(begin)

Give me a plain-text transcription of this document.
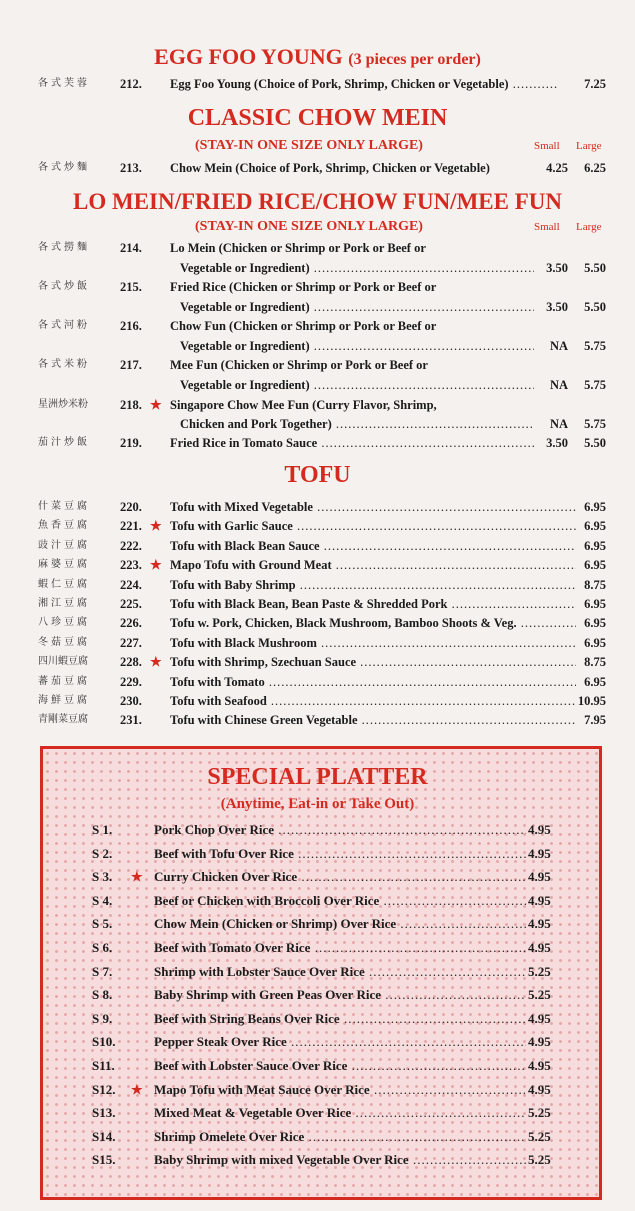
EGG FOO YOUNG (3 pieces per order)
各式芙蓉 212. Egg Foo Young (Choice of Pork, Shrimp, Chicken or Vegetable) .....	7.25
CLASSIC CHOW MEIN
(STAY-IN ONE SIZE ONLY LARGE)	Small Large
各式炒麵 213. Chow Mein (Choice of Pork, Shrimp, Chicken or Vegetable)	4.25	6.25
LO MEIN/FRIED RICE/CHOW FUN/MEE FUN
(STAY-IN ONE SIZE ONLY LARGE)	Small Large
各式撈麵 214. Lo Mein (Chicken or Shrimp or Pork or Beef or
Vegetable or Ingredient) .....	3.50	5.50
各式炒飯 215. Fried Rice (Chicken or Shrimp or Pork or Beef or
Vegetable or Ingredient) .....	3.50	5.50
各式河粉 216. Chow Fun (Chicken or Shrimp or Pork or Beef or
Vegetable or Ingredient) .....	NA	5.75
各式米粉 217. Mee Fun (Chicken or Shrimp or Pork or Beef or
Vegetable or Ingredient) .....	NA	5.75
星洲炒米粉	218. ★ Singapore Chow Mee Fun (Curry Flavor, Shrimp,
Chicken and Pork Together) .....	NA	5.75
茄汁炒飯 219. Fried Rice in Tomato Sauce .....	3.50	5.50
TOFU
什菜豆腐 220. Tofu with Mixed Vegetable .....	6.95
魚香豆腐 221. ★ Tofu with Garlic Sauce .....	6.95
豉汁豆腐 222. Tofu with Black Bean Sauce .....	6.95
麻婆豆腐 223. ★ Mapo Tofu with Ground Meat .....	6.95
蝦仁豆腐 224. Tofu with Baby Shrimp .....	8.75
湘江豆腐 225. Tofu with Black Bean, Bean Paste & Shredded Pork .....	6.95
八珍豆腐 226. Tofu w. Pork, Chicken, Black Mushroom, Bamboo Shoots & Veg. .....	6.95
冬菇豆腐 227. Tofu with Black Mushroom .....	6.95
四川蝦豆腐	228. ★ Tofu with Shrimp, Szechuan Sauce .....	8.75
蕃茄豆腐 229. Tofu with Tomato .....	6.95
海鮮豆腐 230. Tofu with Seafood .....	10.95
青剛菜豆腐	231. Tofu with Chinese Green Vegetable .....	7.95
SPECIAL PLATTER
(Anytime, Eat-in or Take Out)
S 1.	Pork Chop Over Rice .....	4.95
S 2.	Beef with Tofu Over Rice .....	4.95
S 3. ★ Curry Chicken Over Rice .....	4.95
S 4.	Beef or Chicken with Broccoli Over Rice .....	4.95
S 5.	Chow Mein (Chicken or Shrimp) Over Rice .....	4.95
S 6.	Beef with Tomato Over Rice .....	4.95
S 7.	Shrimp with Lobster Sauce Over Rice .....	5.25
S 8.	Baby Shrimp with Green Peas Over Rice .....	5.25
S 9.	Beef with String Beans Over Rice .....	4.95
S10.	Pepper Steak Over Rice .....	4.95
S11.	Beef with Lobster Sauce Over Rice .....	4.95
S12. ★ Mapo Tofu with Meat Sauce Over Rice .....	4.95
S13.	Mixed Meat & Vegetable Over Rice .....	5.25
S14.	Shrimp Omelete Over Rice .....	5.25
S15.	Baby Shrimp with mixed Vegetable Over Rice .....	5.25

(end)
(begin)

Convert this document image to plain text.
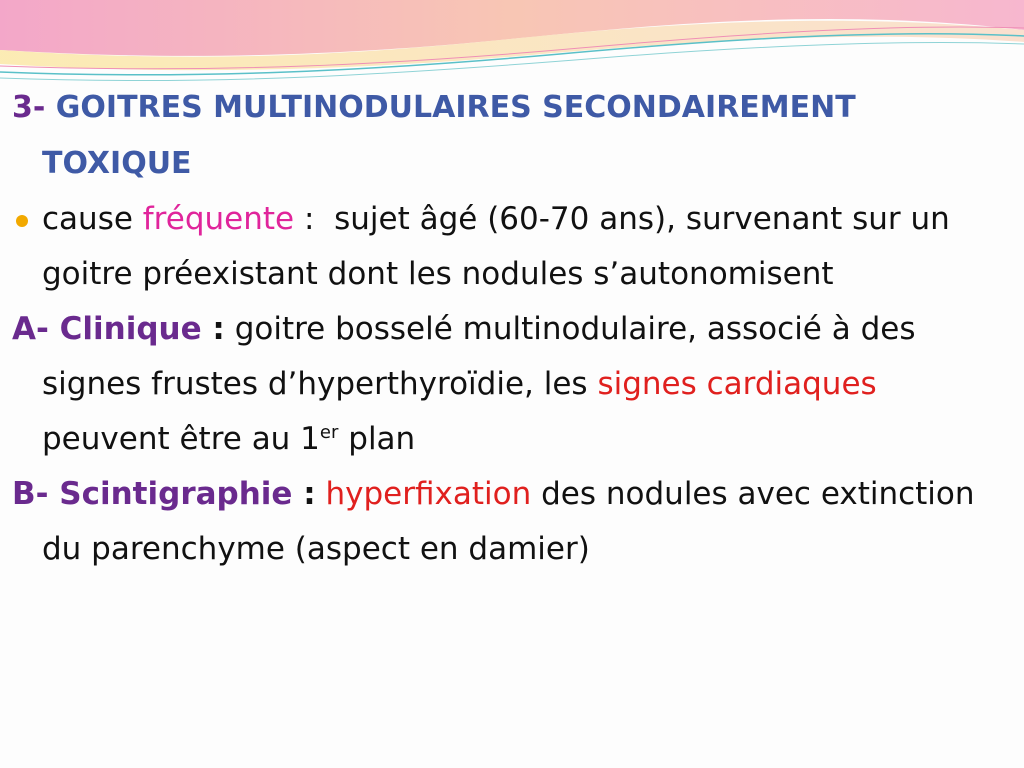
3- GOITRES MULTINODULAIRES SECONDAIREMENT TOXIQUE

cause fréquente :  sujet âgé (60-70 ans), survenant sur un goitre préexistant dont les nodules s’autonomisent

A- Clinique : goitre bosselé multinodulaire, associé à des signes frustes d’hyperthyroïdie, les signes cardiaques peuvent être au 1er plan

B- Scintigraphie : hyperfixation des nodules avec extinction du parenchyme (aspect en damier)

(end)

Task directions: Filter the records down to the lines that contain the string "Chicken", and copy those lines.

Solved problem:
各式芙蓉 212. Egg Foo Young (Choice of Pork, Shrimp, Chicken or Vegetable) .....	7.25
各式炒麵 213. Chow Mein (Choice of Pork, Shrimp, Chicken or Vegetable)	4.25	6.25
各式撈麵 214. Lo Mein (Chicken or Shrimp or Pork or Beef or
各式炒飯 215. Fried Rice (Chicken or Shrimp or Pork or Beef or
各式河粉 216. Chow Fun (Chicken or Shrimp or Pork or Beef or
各式米粉 217. Mee Fun (Chicken or Shrimp or Pork or Beef or
Chicken and Pork Together) .....	NA	5.75
八珍豆腐 226. Tofu w. Pork, Chicken, Black Mushroom, Bamboo Shoots & Veg. .....	6.95
S 3. ★ Curry Chicken Over Rice .....	4.95
S 4.	Beef or Chicken with Broccoli Over Rice .....	4.95
S 5.	Chow Mein (Chicken or Shrimp) Over Rice .....	4.95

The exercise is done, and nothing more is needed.